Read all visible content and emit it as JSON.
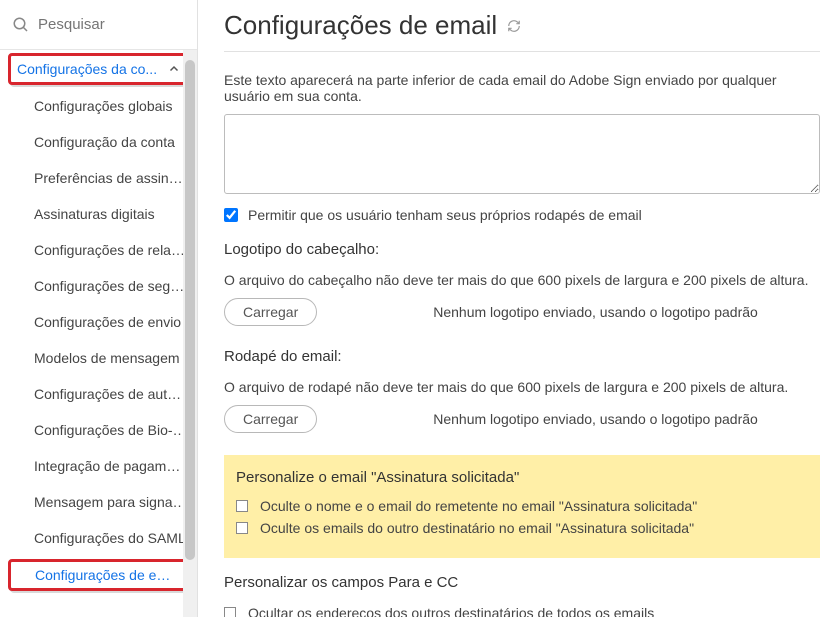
{
  "search": {
    "placeholder": "Pesquisar"
  },
  "sidebar": {
    "section_label": "Configurações da co...",
    "items": [
      {
        "label": "Configurações globais"
      },
      {
        "label": "Configuração da conta"
      },
      {
        "label": "Preferências de assinatura"
      },
      {
        "label": "Assinaturas digitais"
      },
      {
        "label": "Configurações de relatório"
      },
      {
        "label": "Configurações de segura..."
      },
      {
        "label": "Configurações de envio"
      },
      {
        "label": "Modelos de mensagem"
      },
      {
        "label": "Configurações de autenti..."
      },
      {
        "label": "Configurações de Bio-Ph..."
      },
      {
        "label": "Integração de pagamento"
      },
      {
        "label": "Mensagem para signatário"
      },
      {
        "label": "Configurações do SAML"
      },
      {
        "label": "Configurações de email"
      }
    ]
  },
  "main": {
    "title": "Configurações de email",
    "intro": "Este texto aparecerá na parte inferior de cada email do Adobe Sign enviado por qualquer usuário em sua conta.",
    "allow_user_footers_label": "Permitir que os usuário tenham seus próprios rodapés de email",
    "header_logo": {
      "heading": "Logotipo do cabeçalho:",
      "note": "O arquivo do cabeçalho não deve ter mais do que 600 pixels de largura e 200 pixels de altura.",
      "upload_label": "Carregar",
      "status": "Nenhum logotipo enviado, usando o logotipo padrão"
    },
    "footer_logo": {
      "heading": "Rodapé do email:",
      "note": "O arquivo de rodapé não deve ter mais do que 600 pixels de largura e 200 pixels de altura.",
      "upload_label": "Carregar",
      "status": "Nenhum logotipo enviado, usando o logotipo padrão"
    },
    "sig_requested": {
      "heading": "Personalize o email \"Assinatura solicitada\"",
      "opt1": "Oculte o nome e o email do remetente no email \"Assinatura solicitada\"",
      "opt2": "Oculte os emails do outro destinatário no email \"Assinatura solicitada\""
    },
    "to_cc": {
      "heading": "Personalizar os campos Para e CC",
      "opt1": "Ocultar os endereços dos outros destinatários de todos os emails"
    }
  }
}
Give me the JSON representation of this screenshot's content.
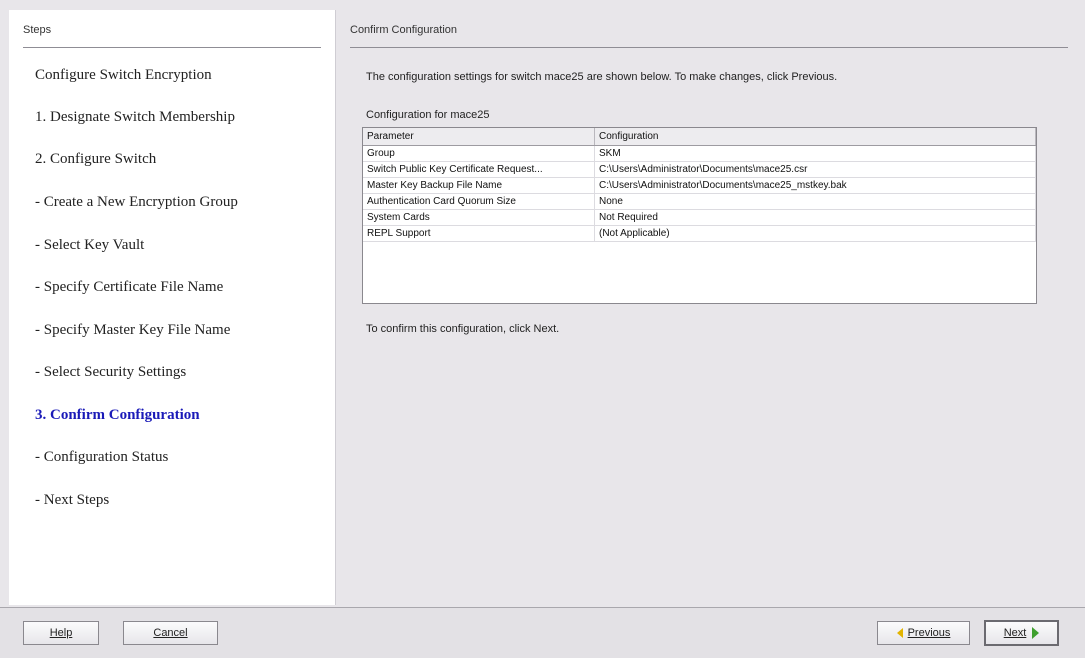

===============

Extract every line that has the string "cabeçalho" in it.

      "heading": "Logotipo do cabeçalho:",
      "note": "O arquivo do cabeçalho não deve ter mais do que 600 pixels de largura e 200 pixels de altura.",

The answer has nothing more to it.